-- Start Records for this exercise --
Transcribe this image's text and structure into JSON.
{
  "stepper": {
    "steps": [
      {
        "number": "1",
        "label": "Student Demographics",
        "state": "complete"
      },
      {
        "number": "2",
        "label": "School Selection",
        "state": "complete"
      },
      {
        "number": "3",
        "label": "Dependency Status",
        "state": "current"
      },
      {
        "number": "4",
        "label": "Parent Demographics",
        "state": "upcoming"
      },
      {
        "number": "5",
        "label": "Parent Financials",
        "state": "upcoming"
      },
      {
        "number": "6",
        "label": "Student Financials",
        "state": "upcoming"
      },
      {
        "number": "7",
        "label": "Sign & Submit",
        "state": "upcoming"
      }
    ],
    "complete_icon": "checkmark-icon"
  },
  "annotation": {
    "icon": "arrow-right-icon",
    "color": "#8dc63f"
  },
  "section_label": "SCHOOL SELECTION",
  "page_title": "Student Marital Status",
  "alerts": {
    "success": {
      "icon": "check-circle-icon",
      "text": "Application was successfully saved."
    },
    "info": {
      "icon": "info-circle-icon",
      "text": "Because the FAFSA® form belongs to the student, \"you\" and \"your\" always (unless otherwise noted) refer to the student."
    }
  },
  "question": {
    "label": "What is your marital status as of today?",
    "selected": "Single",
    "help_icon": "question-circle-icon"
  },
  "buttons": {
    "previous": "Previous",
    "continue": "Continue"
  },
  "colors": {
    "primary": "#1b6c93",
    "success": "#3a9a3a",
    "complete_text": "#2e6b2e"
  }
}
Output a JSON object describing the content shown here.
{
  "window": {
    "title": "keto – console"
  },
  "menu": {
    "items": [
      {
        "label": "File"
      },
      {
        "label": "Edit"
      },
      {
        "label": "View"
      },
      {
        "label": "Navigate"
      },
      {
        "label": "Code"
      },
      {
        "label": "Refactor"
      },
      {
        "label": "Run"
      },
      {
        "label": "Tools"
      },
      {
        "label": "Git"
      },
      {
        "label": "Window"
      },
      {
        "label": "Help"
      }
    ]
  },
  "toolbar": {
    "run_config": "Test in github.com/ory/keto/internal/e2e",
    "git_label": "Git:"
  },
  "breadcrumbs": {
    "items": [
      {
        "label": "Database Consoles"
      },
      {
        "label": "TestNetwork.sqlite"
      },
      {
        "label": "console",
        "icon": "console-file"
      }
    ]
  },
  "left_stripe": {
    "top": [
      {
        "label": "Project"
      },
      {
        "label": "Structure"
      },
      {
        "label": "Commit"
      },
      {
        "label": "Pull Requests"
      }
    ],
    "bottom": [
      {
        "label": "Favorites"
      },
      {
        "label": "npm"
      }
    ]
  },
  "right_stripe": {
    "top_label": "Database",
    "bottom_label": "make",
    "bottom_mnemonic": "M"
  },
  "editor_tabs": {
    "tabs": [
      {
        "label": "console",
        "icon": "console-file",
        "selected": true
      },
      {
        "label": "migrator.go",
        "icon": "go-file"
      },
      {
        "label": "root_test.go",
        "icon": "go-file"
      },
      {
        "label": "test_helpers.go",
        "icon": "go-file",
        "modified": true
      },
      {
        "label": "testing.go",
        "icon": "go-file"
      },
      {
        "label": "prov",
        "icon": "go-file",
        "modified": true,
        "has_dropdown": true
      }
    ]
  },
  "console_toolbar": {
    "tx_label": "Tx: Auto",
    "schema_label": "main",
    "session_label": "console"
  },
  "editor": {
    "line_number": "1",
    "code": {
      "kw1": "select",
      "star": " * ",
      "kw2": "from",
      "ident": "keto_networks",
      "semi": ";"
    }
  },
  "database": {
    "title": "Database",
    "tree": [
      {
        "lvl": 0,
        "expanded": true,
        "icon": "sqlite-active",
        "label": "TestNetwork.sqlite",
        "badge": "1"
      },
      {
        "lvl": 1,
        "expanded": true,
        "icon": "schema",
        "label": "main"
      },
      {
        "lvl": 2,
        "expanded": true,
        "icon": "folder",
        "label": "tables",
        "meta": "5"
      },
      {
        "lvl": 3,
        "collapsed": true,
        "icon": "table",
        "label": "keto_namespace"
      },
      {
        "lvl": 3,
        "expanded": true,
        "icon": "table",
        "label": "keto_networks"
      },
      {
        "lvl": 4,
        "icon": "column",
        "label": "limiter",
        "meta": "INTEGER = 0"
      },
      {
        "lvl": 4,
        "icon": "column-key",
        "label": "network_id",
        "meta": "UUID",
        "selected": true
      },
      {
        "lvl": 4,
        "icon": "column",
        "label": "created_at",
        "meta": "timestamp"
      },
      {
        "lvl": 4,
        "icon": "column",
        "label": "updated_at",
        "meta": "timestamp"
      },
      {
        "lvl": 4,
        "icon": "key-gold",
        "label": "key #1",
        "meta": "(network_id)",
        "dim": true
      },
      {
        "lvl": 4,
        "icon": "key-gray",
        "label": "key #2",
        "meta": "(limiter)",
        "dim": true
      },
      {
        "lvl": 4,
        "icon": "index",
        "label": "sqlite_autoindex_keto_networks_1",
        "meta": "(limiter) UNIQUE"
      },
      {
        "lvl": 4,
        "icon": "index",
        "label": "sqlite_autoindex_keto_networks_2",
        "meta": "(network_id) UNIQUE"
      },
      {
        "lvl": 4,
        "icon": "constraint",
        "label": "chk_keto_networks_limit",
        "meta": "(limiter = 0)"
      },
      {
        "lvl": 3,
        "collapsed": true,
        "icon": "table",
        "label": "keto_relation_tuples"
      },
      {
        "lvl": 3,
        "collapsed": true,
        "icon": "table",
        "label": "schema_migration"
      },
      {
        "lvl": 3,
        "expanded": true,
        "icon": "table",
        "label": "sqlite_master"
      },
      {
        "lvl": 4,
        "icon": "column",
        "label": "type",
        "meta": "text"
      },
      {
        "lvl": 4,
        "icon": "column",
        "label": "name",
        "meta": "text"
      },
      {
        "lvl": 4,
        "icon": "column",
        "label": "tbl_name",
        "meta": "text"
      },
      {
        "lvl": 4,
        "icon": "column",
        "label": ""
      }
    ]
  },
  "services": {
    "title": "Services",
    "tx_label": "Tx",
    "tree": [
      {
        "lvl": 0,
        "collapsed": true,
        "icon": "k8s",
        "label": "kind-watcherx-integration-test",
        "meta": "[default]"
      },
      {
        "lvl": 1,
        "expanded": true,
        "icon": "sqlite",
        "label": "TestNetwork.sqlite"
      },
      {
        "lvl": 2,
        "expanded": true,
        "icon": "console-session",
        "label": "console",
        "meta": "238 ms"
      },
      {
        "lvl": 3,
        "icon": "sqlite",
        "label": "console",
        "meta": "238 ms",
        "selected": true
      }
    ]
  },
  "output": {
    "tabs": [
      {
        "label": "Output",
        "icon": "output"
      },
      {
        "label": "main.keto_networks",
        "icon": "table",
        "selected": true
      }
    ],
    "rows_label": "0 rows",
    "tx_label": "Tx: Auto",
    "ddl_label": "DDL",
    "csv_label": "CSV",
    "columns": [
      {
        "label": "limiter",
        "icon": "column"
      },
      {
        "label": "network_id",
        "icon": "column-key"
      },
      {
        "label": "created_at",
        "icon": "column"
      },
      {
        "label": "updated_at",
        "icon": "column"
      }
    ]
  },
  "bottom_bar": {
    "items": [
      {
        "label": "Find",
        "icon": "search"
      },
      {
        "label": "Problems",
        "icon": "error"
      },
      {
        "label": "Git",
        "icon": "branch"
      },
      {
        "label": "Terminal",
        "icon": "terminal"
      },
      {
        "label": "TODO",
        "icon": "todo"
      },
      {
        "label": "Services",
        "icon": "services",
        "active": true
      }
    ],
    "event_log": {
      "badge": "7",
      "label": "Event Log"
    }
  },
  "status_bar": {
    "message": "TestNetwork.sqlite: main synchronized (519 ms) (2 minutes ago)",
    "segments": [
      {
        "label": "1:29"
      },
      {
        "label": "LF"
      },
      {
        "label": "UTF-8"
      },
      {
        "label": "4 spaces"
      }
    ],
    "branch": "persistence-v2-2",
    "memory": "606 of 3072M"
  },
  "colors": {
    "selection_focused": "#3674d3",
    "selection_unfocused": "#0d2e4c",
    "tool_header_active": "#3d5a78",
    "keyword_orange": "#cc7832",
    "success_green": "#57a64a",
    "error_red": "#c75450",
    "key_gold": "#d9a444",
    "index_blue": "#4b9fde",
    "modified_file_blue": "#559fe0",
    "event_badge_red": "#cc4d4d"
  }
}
-- End Records for this exercise --
Required task —
Copy all lines of the listing above that contain the string "UNIQUE".

Full output —
        "meta": "(limiter) UNIQUE"
        "meta": "(network_id) UNIQUE"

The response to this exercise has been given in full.